== Objective ==
Write out every line of the material as it stands, apart from the pictures.

== Material provided ==
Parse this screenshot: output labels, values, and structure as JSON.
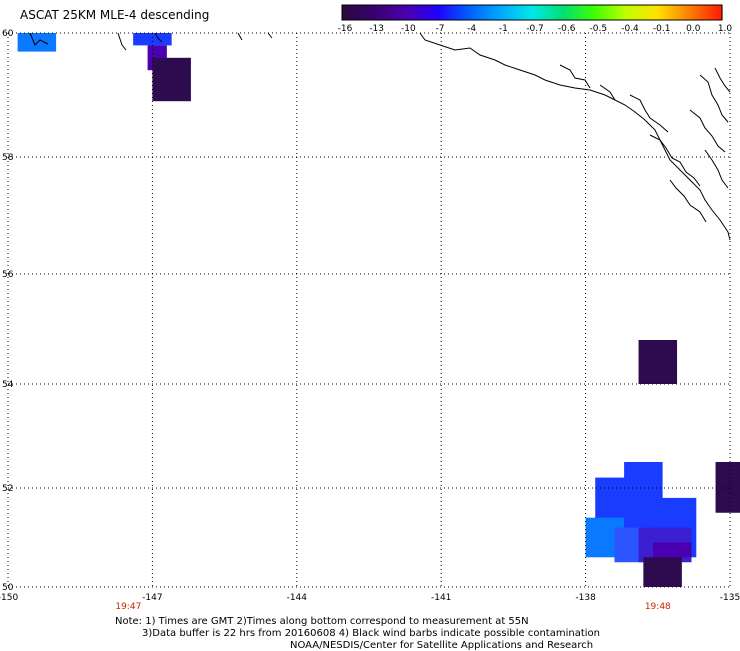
{
  "title": "ASCAT 25KM MLE-4 descending",
  "colorbar": {
    "labels": [
      "-16",
      "-13",
      "-10",
      "-7",
      "-4",
      "-1",
      "-0.7",
      "-0.6",
      "-0.5",
      "-0.4",
      "-0.1",
      "0.0",
      "1.0"
    ],
    "colors": [
      "#2a0a3e",
      "#3a0070",
      "#4b00b0",
      "#2000ff",
      "#0060ff",
      "#00a8ff",
      "#00e8e8",
      "#00e070",
      "#40ff00",
      "#c0ff00",
      "#ffe000",
      "#ff8000",
      "#ff2000"
    ]
  },
  "map": {
    "lon_labels": [
      "-150",
      "-147",
      "-144",
      "-141",
      "-138",
      "-135"
    ],
    "lat_labels": [
      "50",
      "52",
      "54",
      "56",
      "58",
      "60"
    ],
    "lon_range": [
      -150,
      -135
    ],
    "lat_range": [
      50,
      60
    ],
    "grid": true,
    "time_labels": [
      {
        "text": "19:47",
        "lon": -147.5
      },
      {
        "text": "19:48",
        "lon": -136.5
      }
    ],
    "cells": [
      {
        "lon0": -149.8,
        "lon1": -149.0,
        "lat0": 59.7,
        "lat1": 60.0,
        "color": "#0a78ff"
      },
      {
        "lon0": -147.4,
        "lon1": -146.6,
        "lat0": 59.8,
        "lat1": 60.0,
        "color": "#1a3cff"
      },
      {
        "lon0": -147.1,
        "lon1": -146.7,
        "lat0": 59.4,
        "lat1": 59.8,
        "color": "#4a00b0"
      },
      {
        "lon0": -147.0,
        "lon1": -146.2,
        "lat0": 58.9,
        "lat1": 59.6,
        "color": "#2e0a4e"
      },
      {
        "lon0": -136.9,
        "lon1": -136.1,
        "lat0": 54.0,
        "lat1": 54.8,
        "color": "#2e0a4e"
      },
      {
        "lon0": -135.3,
        "lon1": -134.7,
        "lat0": 51.5,
        "lat1": 52.5,
        "color": "#2e0a4e"
      },
      {
        "lon0": -137.2,
        "lon1": -136.4,
        "lat0": 51.6,
        "lat1": 52.5,
        "color": "#1a3cff"
      },
      {
        "lon0": -137.8,
        "lon1": -136.5,
        "lat0": 50.9,
        "lat1": 52.2,
        "color": "#1a3cff"
      },
      {
        "lon0": -136.6,
        "lon1": -135.7,
        "lat0": 50.6,
        "lat1": 51.8,
        "color": "#1a3cff"
      },
      {
        "lon0": -138.0,
        "lon1": -137.2,
        "lat0": 50.6,
        "lat1": 51.4,
        "color": "#0a78ff"
      },
      {
        "lon0": -137.4,
        "lon1": -136.6,
        "lat0": 50.5,
        "lat1": 51.2,
        "color": "#2a55ff"
      },
      {
        "lon0": -136.9,
        "lon1": -135.8,
        "lat0": 50.5,
        "lat1": 51.2,
        "color": "#3a20d0"
      },
      {
        "lon0": -136.6,
        "lon1": -135.8,
        "lat0": 50.6,
        "lat1": 50.9,
        "color": "#4a00b0"
      },
      {
        "lon0": -136.8,
        "lon1": -136.0,
        "lat0": 50.0,
        "lat1": 50.6,
        "color": "#2e0a4e"
      }
    ]
  },
  "notes": {
    "line1": "Note: 1) Times are GMT 2)Times along bottom correspond to measurement at 55N",
    "line2": "3)Data buffer is 22 hrs from 20160608 4) Black wind barbs indicate possible contamination",
    "line3": "NOAA/NESDIS/Center for Satellite Applications and Research"
  }
}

== Solution for this problem ==
Parse this screenshot: output labels, values, and structure as JSON.
{
  "title": "ASCAT 25KM MLE-4 descending",
  "colorbar": {
    "labels": [
      "-16",
      "-13",
      "-10",
      "-7",
      "-4",
      "-1",
      "-0.7",
      "-0.6",
      "-0.5",
      "-0.4",
      "-0.1",
      "0.0",
      "1.0"
    ],
    "colors": [
      "#2a0a3e",
      "#3a0070",
      "#4b00b0",
      "#2000ff",
      "#0060ff",
      "#00a8ff",
      "#00e8e8",
      "#00e070",
      "#40ff00",
      "#c0ff00",
      "#ffe000",
      "#ff8000",
      "#ff2000"
    ]
  },
  "map": {
    "lon_labels": [
      "-150",
      "-147",
      "-144",
      "-141",
      "-138",
      "-135"
    ],
    "lat_labels": [
      "50",
      "52",
      "54",
      "56",
      "58",
      "60"
    ],
    "lon_range": [
      -150,
      -135
    ],
    "lat_range": [
      50,
      60
    ],
    "grid": true,
    "time_labels": [
      {
        "text": "19:47",
        "lon": -147.5
      },
      {
        "text": "19:48",
        "lon": -136.5
      }
    ],
    "cells": [
      {
        "lon0": -149.8,
        "lon1": -149.0,
        "lat0": 59.7,
        "lat1": 60.0,
        "color": "#0a78ff"
      },
      {
        "lon0": -147.4,
        "lon1": -146.6,
        "lat0": 59.8,
        "lat1": 60.0,
        "color": "#1a3cff"
      },
      {
        "lon0": -147.1,
        "lon1": -146.7,
        "lat0": 59.4,
        "lat1": 59.8,
        "color": "#4a00b0"
      },
      {
        "lon0": -147.0,
        "lon1": -146.2,
        "lat0": 58.9,
        "lat1": 59.6,
        "color": "#2e0a4e"
      },
      {
        "lon0": -136.9,
        "lon1": -136.1,
        "lat0": 54.0,
        "lat1": 54.8,
        "color": "#2e0a4e"
      },
      {
        "lon0": -135.3,
        "lon1": -134.7,
        "lat0": 51.5,
        "lat1": 52.5,
        "color": "#2e0a4e"
      },
      {
        "lon0": -137.2,
        "lon1": -136.4,
        "lat0": 51.6,
        "lat1": 52.5,
        "color": "#1a3cff"
      },
      {
        "lon0": -137.8,
        "lon1": -136.5,
        "lat0": 50.9,
        "lat1": 52.2,
        "color": "#1a3cff"
      },
      {
        "lon0": -136.6,
        "lon1": -135.7,
        "lat0": 50.6,
        "lat1": 51.8,
        "color": "#1a3cff"
      },
      {
        "lon0": -138.0,
        "lon1": -137.2,
        "lat0": 50.6,
        "lat1": 51.4,
        "color": "#0a78ff"
      },
      {
        "lon0": -137.4,
        "lon1": -136.6,
        "lat0": 50.5,
        "lat1": 51.2,
        "color": "#2a55ff"
      },
      {
        "lon0": -136.9,
        "lon1": -135.8,
        "lat0": 50.5,
        "lat1": 51.2,
        "color": "#3a20d0"
      },
      {
        "lon0": -136.6,
        "lon1": -135.8,
        "lat0": 50.6,
        "lat1": 50.9,
        "color": "#4a00b0"
      },
      {
        "lon0": -136.8,
        "lon1": -136.0,
        "lat0": 50.0,
        "lat1": 50.6,
        "color": "#2e0a4e"
      }
    ]
  },
  "notes": {
    "line1": "Note: 1) Times are GMT 2)Times along bottom correspond to measurement at 55N",
    "line2": "3)Data buffer is 22 hrs from 20160608 4) Black wind barbs indicate possible contamination",
    "line3": "NOAA/NESDIS/Center for Satellite Applications and Research"
  }
}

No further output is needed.